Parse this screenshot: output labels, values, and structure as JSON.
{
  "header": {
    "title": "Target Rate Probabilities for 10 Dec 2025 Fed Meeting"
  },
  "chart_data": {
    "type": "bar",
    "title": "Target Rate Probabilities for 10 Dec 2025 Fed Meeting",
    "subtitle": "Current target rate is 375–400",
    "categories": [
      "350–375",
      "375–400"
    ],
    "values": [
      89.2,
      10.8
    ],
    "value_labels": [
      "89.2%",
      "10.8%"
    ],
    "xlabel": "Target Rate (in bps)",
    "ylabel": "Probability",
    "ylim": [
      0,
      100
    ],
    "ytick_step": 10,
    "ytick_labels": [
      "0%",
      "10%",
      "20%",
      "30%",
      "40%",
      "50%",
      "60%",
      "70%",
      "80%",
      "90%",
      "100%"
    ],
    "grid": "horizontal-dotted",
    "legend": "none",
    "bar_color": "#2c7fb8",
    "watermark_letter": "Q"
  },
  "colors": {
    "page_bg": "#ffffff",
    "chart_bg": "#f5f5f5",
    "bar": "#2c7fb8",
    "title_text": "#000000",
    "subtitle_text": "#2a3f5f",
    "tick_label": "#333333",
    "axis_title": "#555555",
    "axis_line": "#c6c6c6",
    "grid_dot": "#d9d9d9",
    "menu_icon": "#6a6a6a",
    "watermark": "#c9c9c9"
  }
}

• • • • • • •

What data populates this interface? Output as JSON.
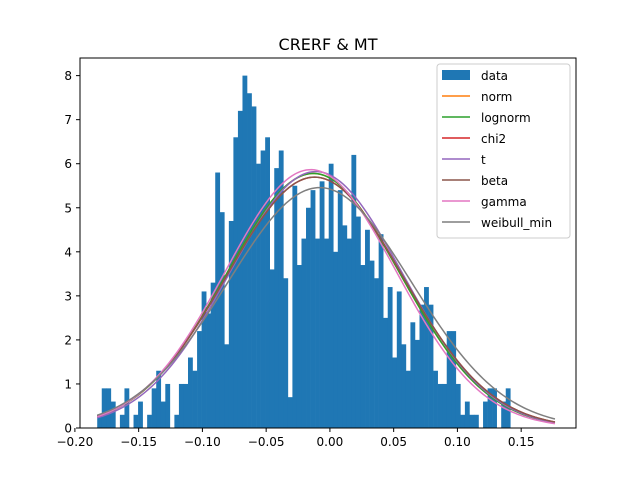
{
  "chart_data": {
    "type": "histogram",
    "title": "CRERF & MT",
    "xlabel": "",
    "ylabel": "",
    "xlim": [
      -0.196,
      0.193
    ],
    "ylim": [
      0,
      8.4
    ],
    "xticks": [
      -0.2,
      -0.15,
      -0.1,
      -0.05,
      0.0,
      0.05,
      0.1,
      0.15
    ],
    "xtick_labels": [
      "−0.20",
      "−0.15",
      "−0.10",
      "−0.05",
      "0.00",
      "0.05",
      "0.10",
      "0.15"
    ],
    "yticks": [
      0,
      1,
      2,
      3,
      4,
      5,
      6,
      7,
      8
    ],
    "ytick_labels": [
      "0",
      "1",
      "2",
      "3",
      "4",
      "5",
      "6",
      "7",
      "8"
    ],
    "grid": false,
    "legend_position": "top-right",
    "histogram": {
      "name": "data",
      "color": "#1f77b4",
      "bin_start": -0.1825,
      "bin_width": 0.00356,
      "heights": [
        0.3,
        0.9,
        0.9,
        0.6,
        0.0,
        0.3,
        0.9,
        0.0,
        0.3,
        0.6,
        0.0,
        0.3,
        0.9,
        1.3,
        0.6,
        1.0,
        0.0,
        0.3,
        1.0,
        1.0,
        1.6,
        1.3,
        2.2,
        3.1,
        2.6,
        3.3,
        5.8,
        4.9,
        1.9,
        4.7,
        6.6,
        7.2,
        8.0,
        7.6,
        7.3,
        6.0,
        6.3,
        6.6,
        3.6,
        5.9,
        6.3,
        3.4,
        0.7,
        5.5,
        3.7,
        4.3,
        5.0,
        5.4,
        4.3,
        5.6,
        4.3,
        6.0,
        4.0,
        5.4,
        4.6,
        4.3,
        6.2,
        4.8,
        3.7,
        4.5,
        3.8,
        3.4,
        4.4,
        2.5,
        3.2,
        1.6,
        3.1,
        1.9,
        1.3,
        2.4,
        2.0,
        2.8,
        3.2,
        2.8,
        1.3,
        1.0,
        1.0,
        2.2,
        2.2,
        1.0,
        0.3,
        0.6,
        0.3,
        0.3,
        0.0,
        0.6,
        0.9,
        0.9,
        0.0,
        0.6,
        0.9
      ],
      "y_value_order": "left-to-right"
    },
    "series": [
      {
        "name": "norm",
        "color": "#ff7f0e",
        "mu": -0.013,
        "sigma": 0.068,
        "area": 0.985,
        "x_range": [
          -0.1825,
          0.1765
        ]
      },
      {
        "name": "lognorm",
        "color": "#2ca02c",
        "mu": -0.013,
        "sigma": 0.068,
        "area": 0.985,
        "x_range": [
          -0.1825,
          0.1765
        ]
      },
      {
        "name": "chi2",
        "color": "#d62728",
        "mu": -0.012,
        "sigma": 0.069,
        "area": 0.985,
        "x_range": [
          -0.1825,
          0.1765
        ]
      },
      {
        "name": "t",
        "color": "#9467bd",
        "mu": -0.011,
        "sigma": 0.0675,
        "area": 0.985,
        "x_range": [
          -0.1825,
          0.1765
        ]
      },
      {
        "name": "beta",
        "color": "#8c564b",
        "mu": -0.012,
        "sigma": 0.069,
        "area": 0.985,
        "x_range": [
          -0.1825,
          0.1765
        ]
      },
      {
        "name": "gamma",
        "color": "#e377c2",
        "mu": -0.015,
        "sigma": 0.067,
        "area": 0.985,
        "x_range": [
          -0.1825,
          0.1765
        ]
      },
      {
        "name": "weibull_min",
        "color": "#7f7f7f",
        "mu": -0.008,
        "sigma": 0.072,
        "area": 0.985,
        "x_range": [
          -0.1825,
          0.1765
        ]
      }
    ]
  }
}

• • • • • • •

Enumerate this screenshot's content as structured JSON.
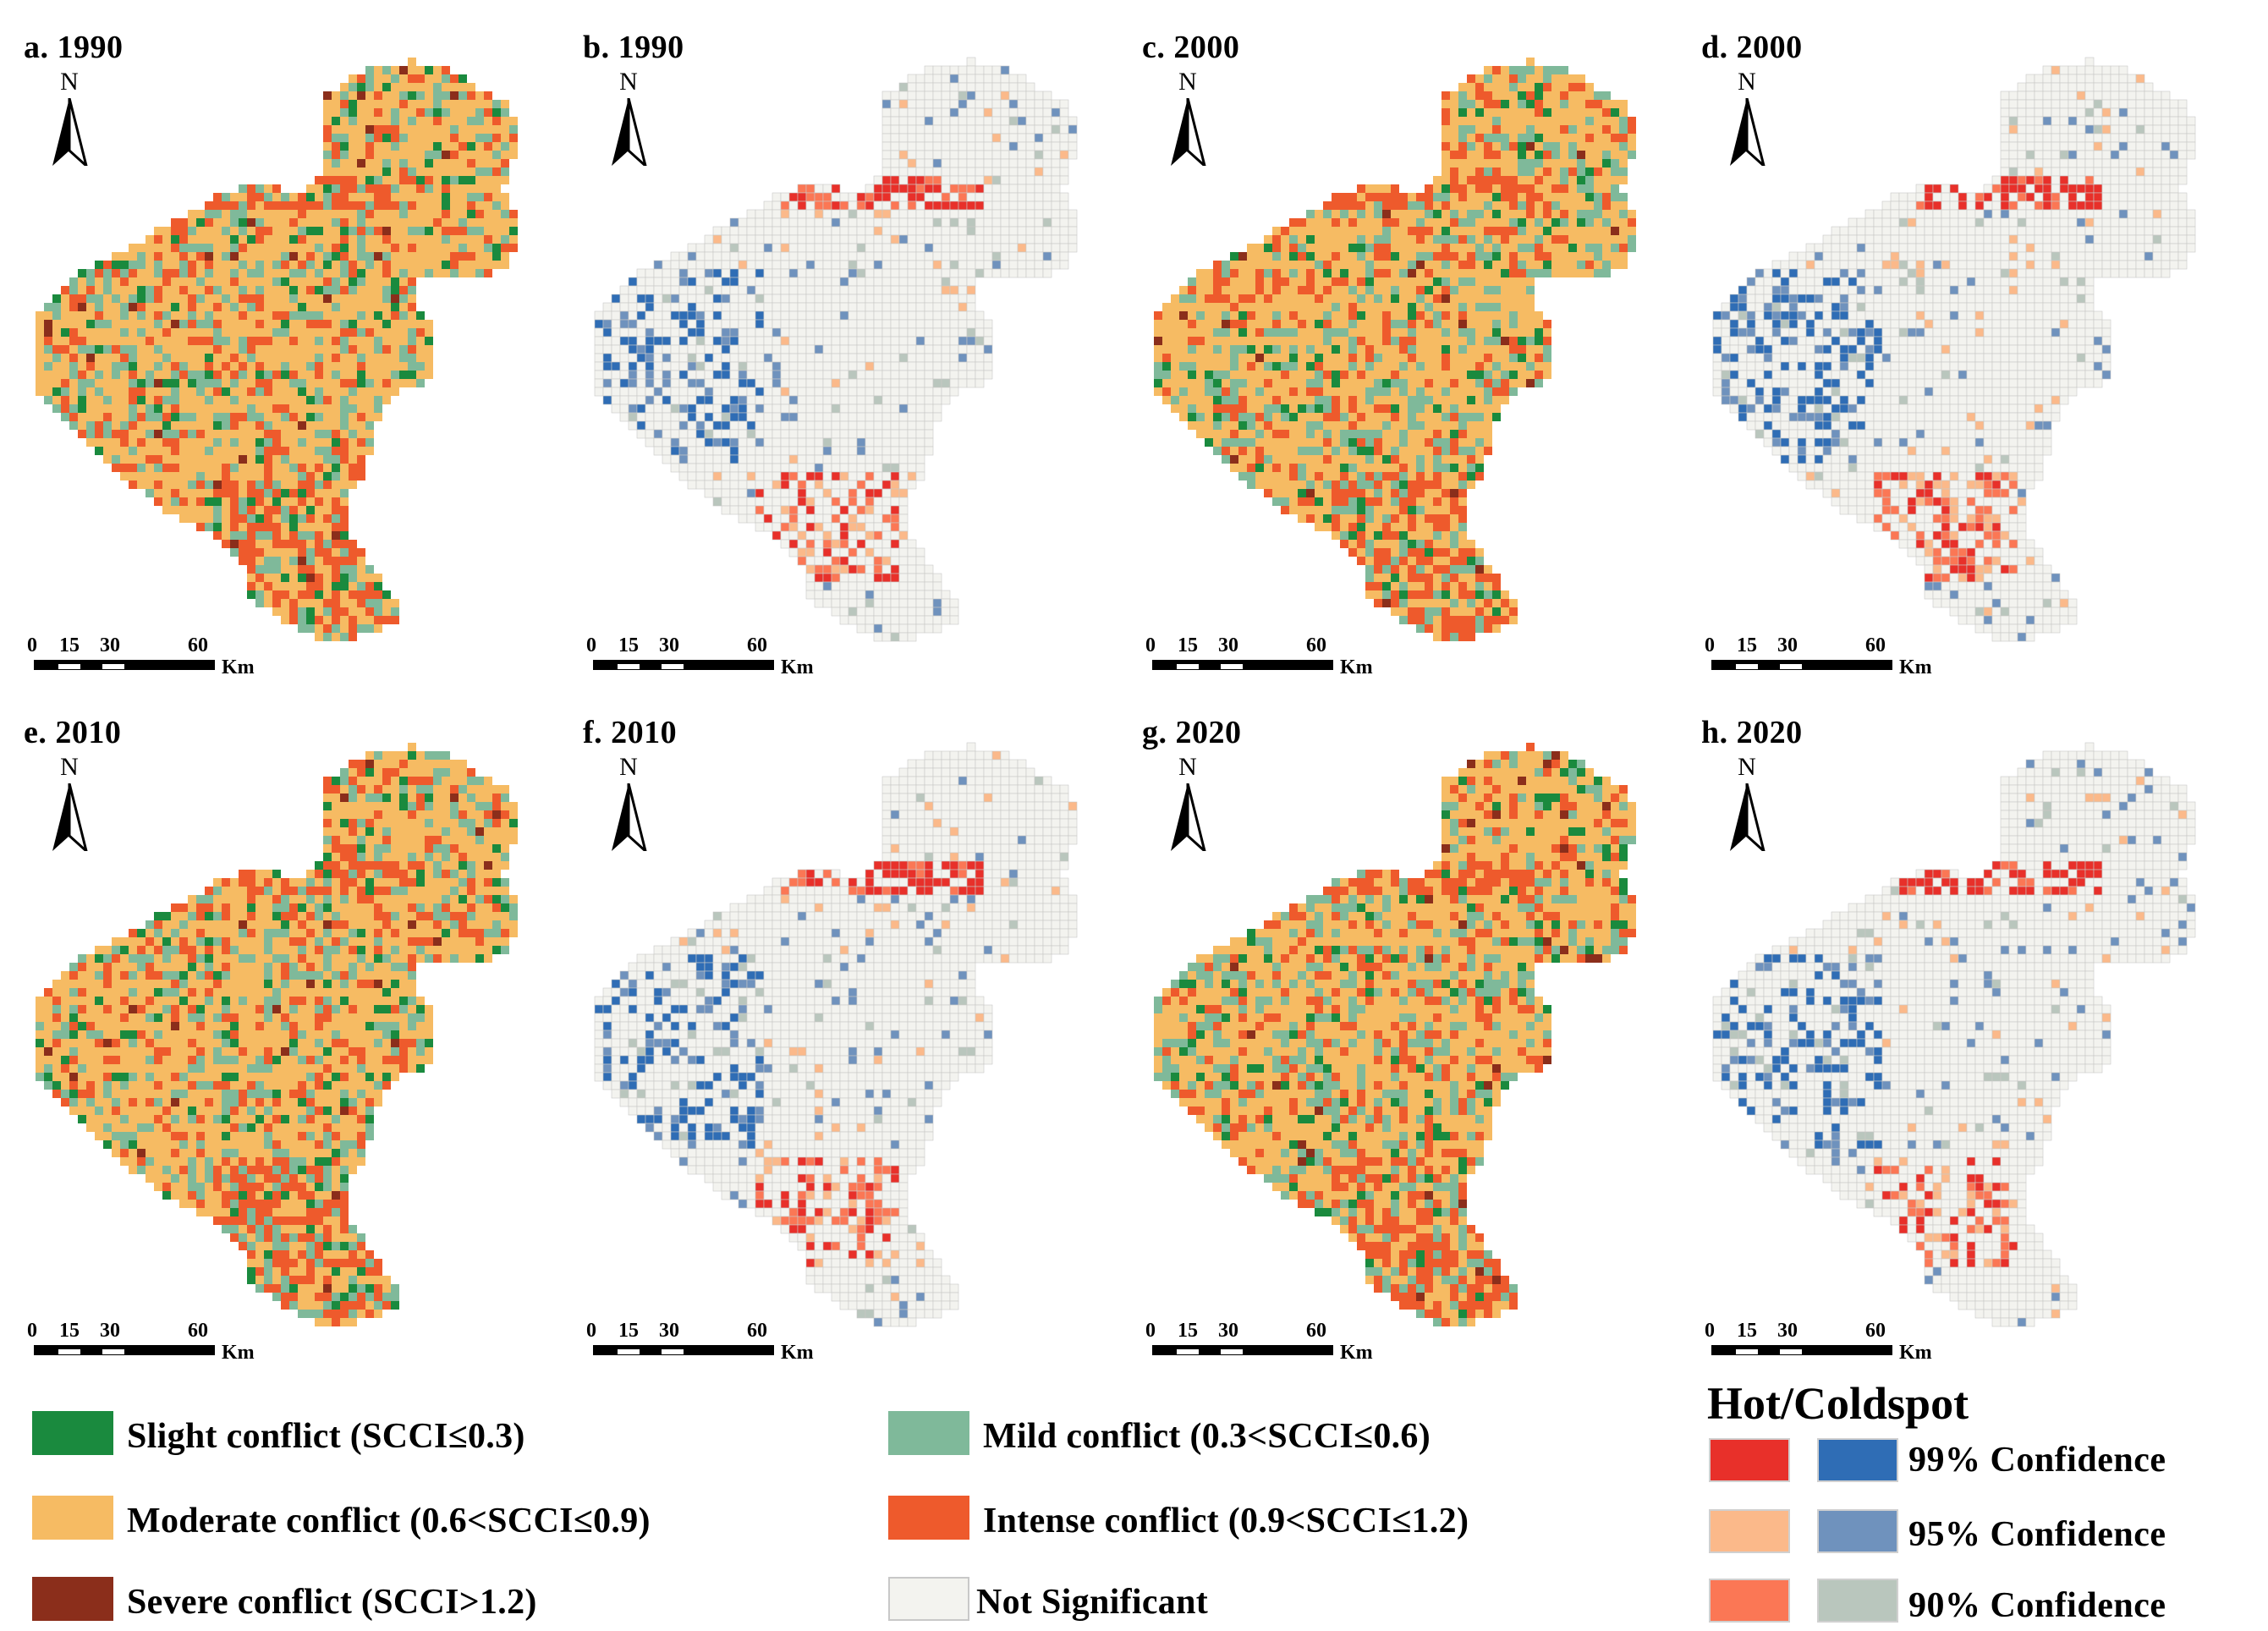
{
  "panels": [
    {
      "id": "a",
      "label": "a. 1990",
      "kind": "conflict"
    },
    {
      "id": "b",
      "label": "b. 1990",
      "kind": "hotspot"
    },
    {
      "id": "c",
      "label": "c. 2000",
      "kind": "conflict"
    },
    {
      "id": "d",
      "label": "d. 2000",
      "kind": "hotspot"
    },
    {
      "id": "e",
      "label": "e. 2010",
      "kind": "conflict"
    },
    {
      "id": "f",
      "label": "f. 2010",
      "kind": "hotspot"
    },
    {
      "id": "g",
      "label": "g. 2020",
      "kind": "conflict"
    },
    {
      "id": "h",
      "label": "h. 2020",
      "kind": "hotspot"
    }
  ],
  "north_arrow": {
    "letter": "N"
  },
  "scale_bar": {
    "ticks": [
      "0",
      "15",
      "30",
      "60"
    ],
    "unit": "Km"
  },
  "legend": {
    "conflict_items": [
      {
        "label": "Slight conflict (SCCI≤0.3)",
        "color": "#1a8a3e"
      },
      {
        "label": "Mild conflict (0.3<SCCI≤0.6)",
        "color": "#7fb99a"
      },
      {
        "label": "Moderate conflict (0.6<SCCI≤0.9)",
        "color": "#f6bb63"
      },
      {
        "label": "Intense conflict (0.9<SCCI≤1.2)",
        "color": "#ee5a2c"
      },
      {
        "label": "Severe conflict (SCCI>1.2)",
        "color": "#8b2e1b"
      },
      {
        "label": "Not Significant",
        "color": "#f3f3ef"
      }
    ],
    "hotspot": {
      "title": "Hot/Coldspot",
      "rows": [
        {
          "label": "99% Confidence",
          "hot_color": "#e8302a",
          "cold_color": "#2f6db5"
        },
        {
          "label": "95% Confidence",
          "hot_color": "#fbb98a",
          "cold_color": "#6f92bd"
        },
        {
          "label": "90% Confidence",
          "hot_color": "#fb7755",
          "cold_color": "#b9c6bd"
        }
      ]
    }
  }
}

• • • • • • •

• **Aim**
Read the lines above. Gather those in which the string "right" is found.

• **Answer to the exercise**
    "legend_position": "top-right",
      "y_value_order": "left-to-right"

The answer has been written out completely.